** START OF Material provided **

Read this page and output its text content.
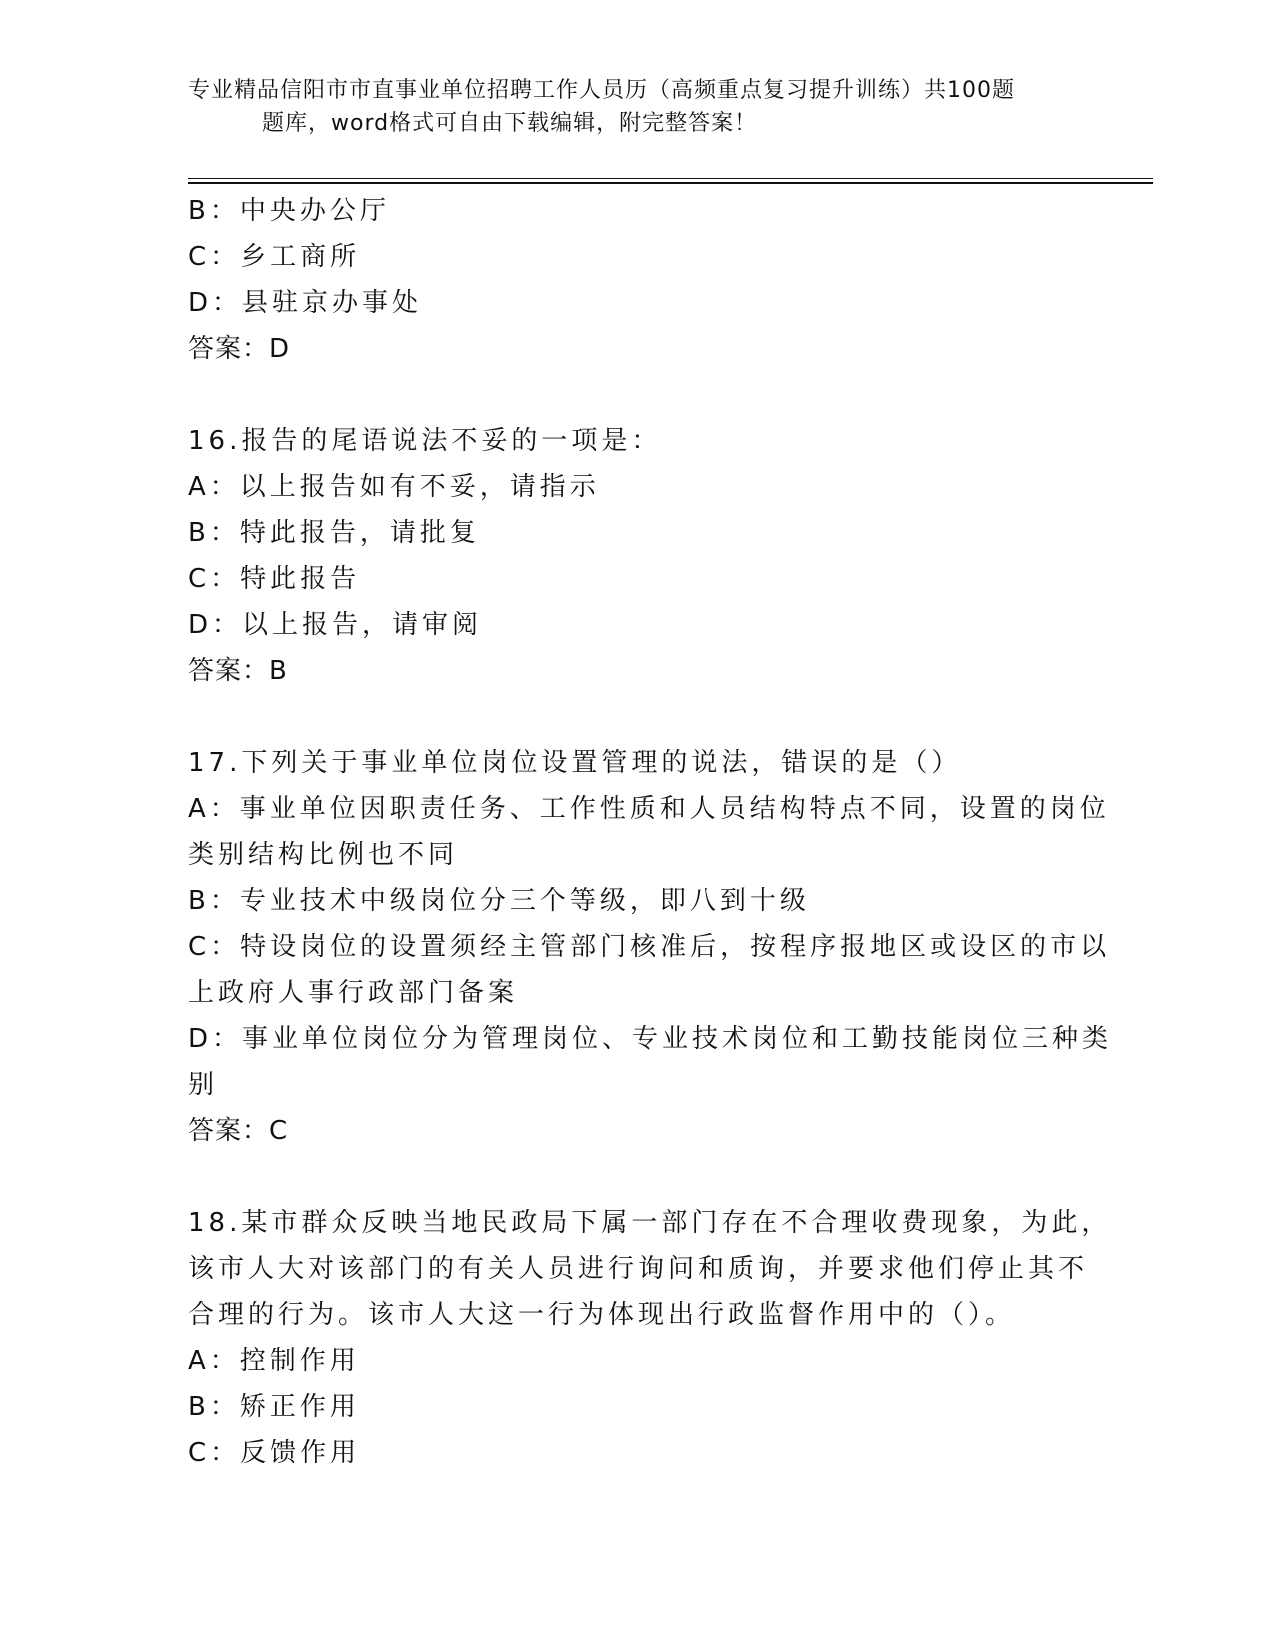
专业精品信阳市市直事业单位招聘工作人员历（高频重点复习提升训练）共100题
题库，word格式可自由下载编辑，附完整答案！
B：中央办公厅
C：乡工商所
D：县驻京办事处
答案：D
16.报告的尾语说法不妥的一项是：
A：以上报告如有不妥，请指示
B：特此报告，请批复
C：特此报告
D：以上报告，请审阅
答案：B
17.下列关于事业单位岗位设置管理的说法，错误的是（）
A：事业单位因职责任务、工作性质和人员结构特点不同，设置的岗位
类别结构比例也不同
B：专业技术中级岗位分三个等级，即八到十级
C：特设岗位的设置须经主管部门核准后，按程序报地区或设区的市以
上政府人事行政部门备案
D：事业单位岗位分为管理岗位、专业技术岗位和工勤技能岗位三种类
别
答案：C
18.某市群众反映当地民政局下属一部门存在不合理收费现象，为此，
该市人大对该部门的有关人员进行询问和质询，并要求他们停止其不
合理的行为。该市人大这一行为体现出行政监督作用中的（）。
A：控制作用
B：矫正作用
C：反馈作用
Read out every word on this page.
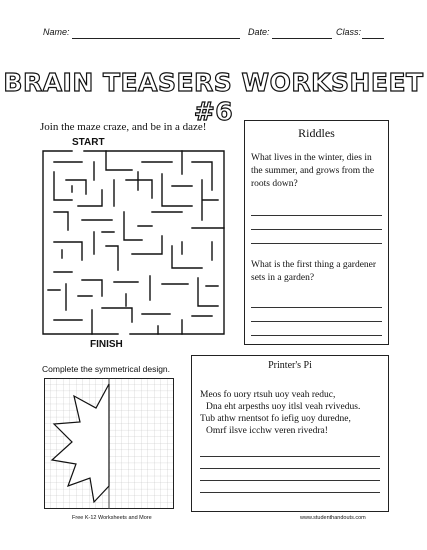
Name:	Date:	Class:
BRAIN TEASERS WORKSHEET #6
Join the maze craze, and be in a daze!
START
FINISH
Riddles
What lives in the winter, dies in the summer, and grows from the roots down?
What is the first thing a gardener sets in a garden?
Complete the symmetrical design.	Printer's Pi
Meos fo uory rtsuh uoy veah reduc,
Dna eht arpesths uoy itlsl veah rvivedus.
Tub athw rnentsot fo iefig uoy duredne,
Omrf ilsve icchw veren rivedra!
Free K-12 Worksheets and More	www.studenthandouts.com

** END OF Material provided **

Leave out the pictures and repeat everything else in the records exactly.

Read this page and output its text content.
专业精品信阳市市直事业单位招聘工作人员历（高频重点复习提升训练）共100题
题库，word格式可自由下载编辑，附完整答案！
B：中央办公厅
C：乡工商所
D：县驻京办事处
答案：D
16.报告的尾语说法不妥的一项是：
A：以上报告如有不妥，请指示
B：特此报告，请批复
C：特此报告
D：以上报告，请审阅
答案：B
17.下列关于事业单位岗位设置管理的说法，错误的是（）
A：事业单位因职责任务、工作性质和人员结构特点不同，设置的岗位
类别结构比例也不同
B：专业技术中级岗位分三个等级，即八到十级
C：特设岗位的设置须经主管部门核准后，按程序报地区或设区的市以
上政府人事行政部门备案
D：事业单位岗位分为管理岗位、专业技术岗位和工勤技能岗位三种类
别
答案：C
18.某市群众反映当地民政局下属一部门存在不合理收费现象，为此，
该市人大对该部门的有关人员进行询问和质询，并要求他们停止其不
合理的行为。该市人大这一行为体现出行政监督作用中的（）。
A：控制作用
B：矫正作用
C：反馈作用
Read out every word on this page.
Name:	Date:	Class:
BRAIN TEASERS WORKSHEET #6
Join the maze craze, and be in a daze!
START
FINISH
Riddles
What lives in the winter, dies in the summer, and grows from the roots down?
What is the first thing a gardener sets in a garden?
Complete the symmetrical design.	Printer's Pi
Meos fo uory rtsuh uoy veah reduc,
Dna eht arpesths uoy itlsl veah rvivedus.
Tub athw rnentsot fo iefig uoy duredne,
Omrf ilsve icchw veren rivedra!
Free K-12 Worksheets and More	www.studenthandouts.com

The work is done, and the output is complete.